SHORT EXERCISE: Pick out each line of the records that includes the string "предоставление", and copy it.

Start of SUPPLIED DATA

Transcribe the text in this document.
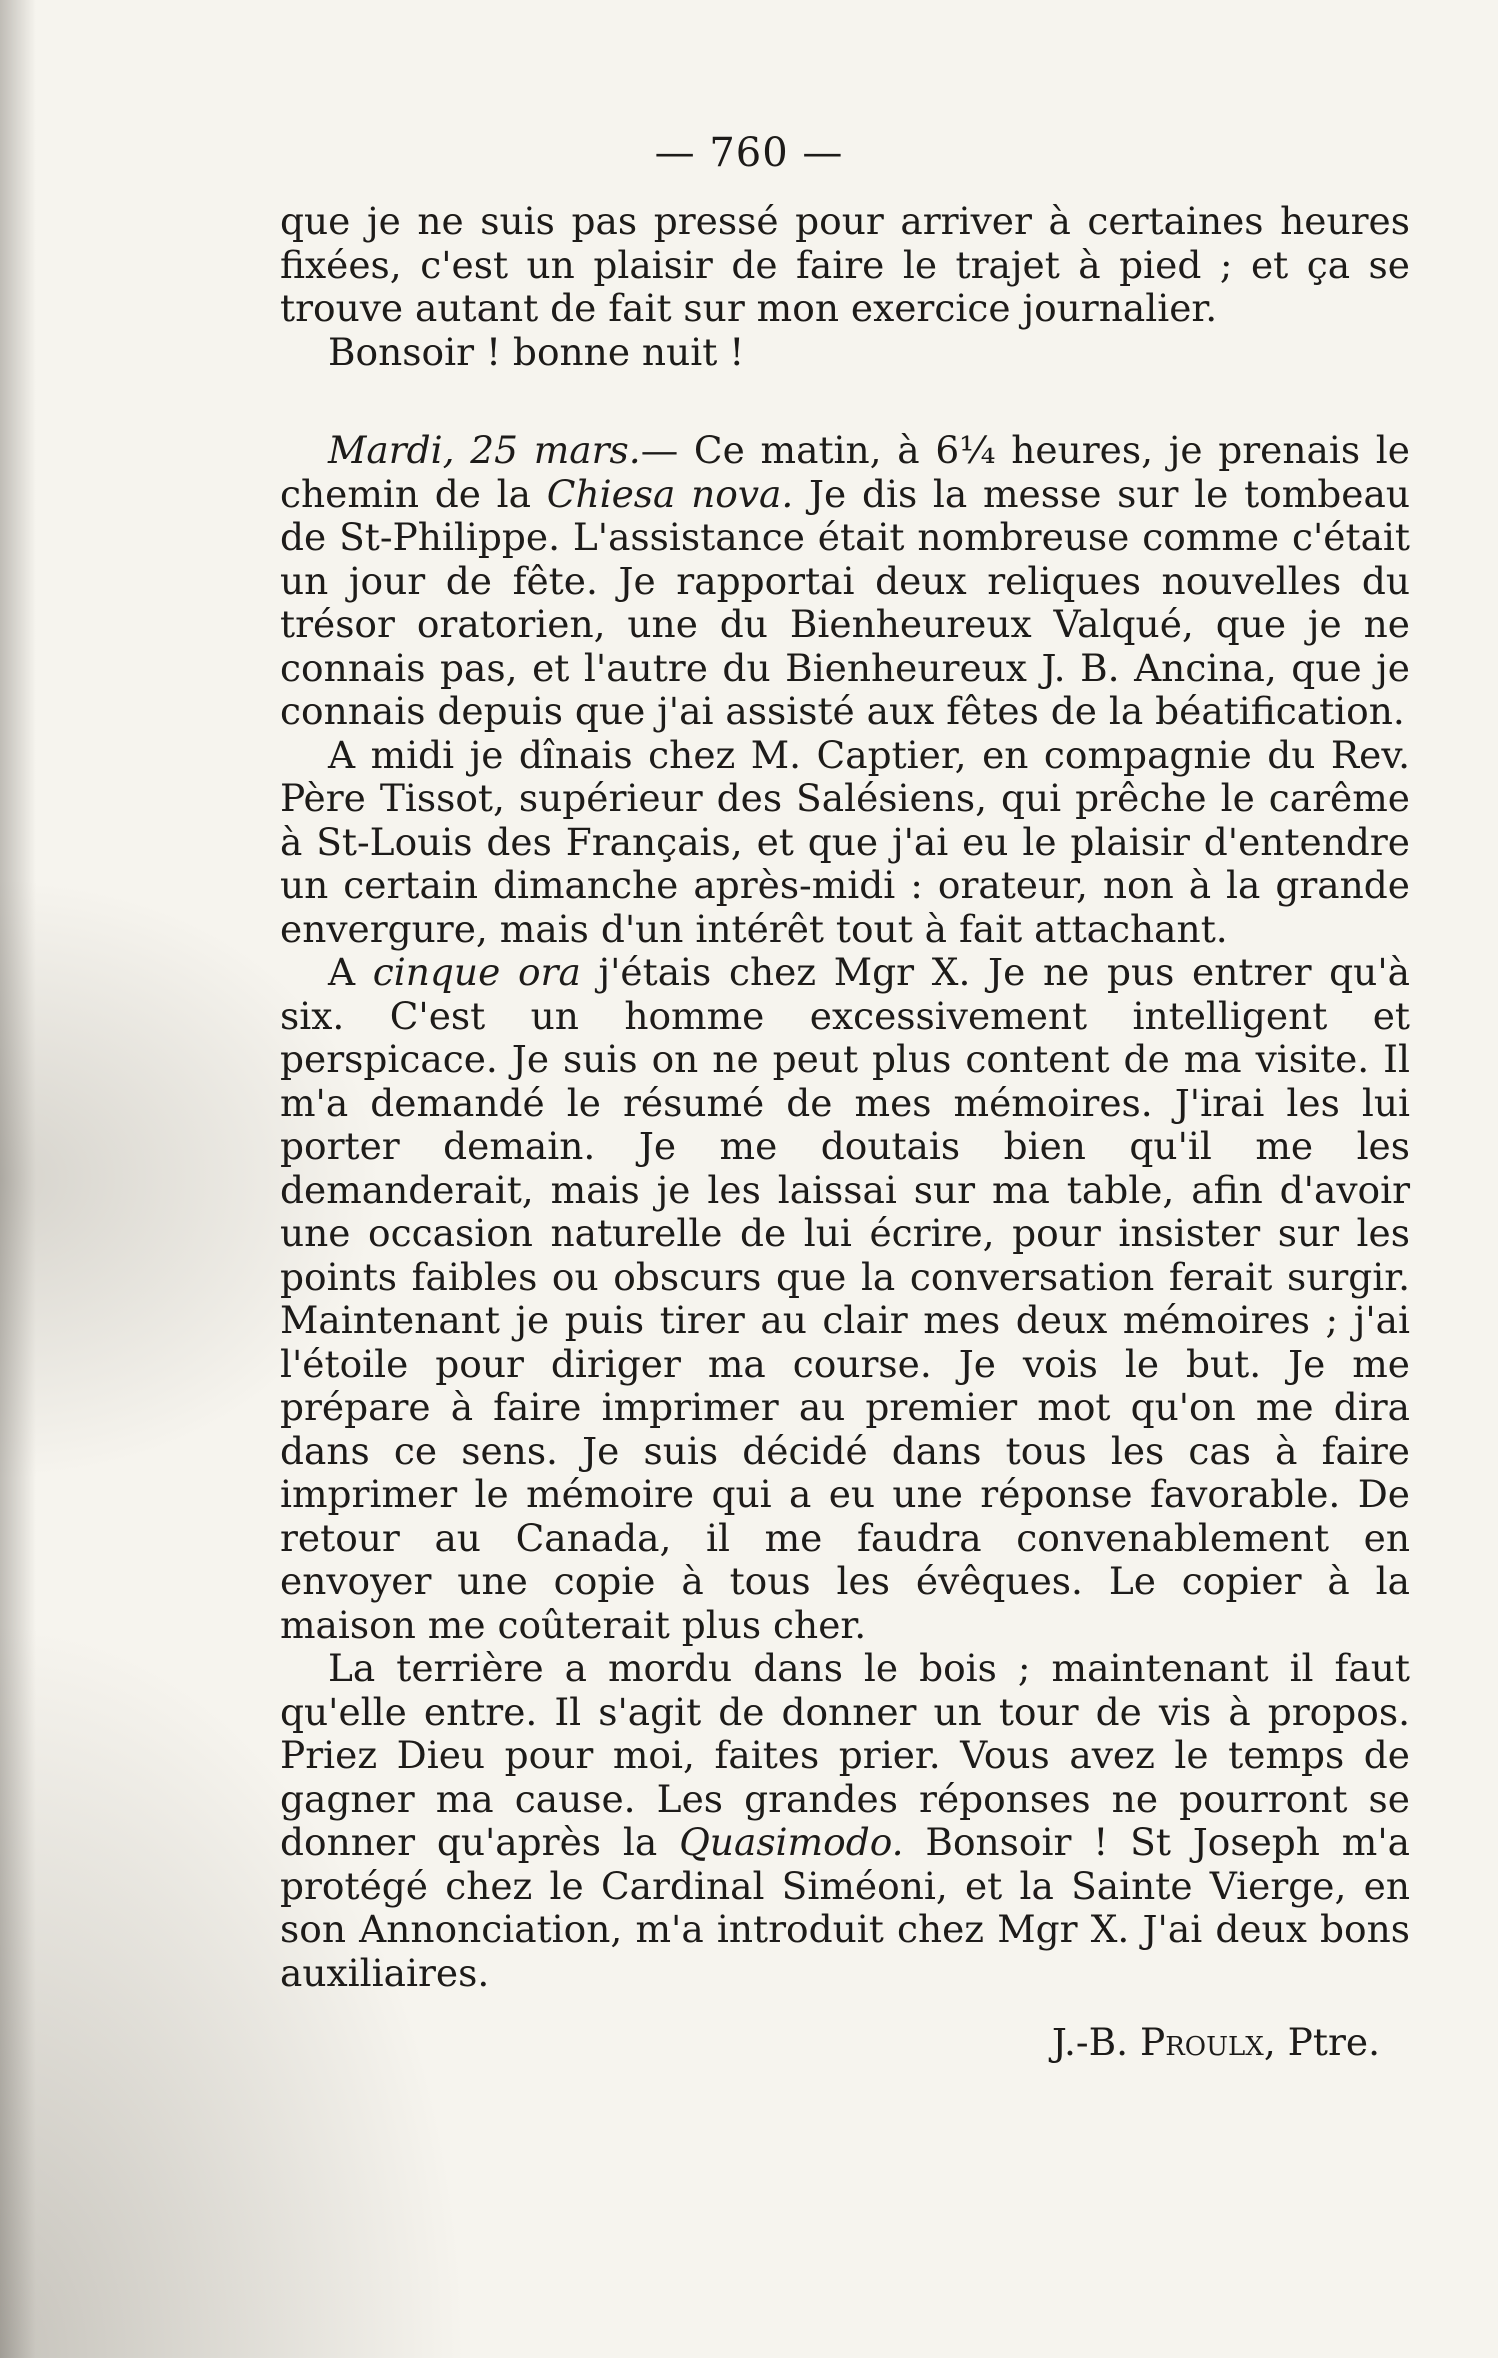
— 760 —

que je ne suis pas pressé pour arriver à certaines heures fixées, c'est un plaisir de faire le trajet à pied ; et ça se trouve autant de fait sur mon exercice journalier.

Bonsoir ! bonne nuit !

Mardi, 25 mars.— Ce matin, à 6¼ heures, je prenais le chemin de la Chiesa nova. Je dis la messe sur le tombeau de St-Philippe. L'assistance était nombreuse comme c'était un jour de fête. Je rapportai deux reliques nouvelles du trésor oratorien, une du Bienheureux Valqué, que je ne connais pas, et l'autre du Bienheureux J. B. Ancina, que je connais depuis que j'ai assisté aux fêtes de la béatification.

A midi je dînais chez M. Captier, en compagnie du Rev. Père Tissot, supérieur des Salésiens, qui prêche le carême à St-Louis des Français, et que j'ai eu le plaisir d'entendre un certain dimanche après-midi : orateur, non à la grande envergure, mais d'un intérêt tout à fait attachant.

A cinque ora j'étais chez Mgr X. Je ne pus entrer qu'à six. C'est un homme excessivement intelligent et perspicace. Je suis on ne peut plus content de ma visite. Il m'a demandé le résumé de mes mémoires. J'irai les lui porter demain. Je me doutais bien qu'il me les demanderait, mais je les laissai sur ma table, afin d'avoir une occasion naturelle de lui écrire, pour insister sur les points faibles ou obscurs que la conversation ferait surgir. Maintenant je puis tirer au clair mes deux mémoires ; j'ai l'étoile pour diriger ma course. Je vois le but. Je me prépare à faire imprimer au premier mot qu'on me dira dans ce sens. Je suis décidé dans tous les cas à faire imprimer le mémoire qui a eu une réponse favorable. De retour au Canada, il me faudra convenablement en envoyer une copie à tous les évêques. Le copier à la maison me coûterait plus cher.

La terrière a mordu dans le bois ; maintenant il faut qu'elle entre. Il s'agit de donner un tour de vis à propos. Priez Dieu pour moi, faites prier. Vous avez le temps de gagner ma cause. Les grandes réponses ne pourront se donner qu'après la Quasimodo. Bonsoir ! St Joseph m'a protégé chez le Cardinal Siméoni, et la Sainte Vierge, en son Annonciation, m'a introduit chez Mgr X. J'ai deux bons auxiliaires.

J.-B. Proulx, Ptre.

End of SUPPLIED DATA
Start of SUPPLIED DATA

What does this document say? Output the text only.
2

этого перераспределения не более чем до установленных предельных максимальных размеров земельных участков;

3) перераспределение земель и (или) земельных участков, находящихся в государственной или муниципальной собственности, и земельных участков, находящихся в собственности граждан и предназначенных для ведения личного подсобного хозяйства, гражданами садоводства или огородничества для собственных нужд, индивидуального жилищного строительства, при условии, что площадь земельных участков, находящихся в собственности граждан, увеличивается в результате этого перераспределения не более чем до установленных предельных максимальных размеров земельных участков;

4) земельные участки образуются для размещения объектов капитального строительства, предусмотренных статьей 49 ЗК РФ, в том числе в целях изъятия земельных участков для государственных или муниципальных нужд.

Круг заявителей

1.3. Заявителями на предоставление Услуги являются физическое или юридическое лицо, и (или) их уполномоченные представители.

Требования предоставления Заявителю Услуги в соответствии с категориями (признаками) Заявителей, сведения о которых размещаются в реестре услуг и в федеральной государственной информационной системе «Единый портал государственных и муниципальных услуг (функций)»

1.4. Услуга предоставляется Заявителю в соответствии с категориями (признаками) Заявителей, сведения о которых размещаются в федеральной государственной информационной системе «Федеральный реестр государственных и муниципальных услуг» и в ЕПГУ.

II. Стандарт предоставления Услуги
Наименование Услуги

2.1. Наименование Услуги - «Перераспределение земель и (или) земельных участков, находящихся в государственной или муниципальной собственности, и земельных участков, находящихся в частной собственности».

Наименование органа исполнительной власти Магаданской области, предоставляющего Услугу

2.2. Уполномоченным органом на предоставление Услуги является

End of SUPPLIED DATA

REPLY:
1.3. Заявителями на предоставление Услуги являются физическое или юридическое лицо, и (или) их уполномоченные представители.
2.2. Уполномоченным органом на предоставление Услуги является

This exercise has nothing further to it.